>> Begin MATERIAL FOR THIS TASK

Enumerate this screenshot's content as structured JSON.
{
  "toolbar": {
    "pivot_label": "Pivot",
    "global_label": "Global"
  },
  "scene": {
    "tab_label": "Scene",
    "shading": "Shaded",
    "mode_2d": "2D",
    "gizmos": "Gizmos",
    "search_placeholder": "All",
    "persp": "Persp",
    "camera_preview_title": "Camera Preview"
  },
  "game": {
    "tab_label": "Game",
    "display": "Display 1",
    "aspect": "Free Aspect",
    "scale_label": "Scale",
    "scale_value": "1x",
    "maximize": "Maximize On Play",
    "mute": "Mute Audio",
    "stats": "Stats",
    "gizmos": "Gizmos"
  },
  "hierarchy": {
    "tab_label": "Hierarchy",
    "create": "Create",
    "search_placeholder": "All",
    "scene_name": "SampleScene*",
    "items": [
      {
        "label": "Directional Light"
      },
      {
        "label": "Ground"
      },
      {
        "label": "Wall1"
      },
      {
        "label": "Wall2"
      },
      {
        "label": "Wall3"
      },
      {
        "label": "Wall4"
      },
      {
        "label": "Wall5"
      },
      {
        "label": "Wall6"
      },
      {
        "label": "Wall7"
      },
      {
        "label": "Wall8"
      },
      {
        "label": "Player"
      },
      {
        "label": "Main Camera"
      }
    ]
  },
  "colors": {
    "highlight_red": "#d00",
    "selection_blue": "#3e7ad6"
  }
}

>> End MATERIAL FOR THIS TASK

▶ _WHAT THE EXERCISE ASKS_
Reproduce the records in full, exactly as written.

▶ _RESPONSE TO THE TASK_
Enumerate this screenshot's content as structured JSON.
{
  "toolbar": {
    "pivot_label": "Pivot",
    "global_label": "Global"
  },
  "scene": {
    "tab_label": "Scene",
    "shading": "Shaded",
    "mode_2d": "2D",
    "gizmos": "Gizmos",
    "search_placeholder": "All",
    "persp": "Persp",
    "camera_preview_title": "Camera Preview"
  },
  "game": {
    "tab_label": "Game",
    "display": "Display 1",
    "aspect": "Free Aspect",
    "scale_label": "Scale",
    "scale_value": "1x",
    "maximize": "Maximize On Play",
    "mute": "Mute Audio",
    "stats": "Stats",
    "gizmos": "Gizmos"
  },
  "hierarchy": {
    "tab_label": "Hierarchy",
    "create": "Create",
    "search_placeholder": "All",
    "scene_name": "SampleScene*",
    "items": [
      {
        "label": "Directional Light"
      },
      {
        "label": "Ground"
      },
      {
        "label": "Wall1"
      },
      {
        "label": "Wall2"
      },
      {
        "label": "Wall3"
      },
      {
        "label": "Wall4"
      },
      {
        "label": "Wall5"
      },
      {
        "label": "Wall6"
      },
      {
        "label": "Wall7"
      },
      {
        "label": "Wall8"
      },
      {
        "label": "Player"
      },
      {
        "label": "Main Camera"
      }
    ]
  },
  "colors": {
    "highlight_red": "#d00",
    "selection_blue": "#3e7ad6"
  }
}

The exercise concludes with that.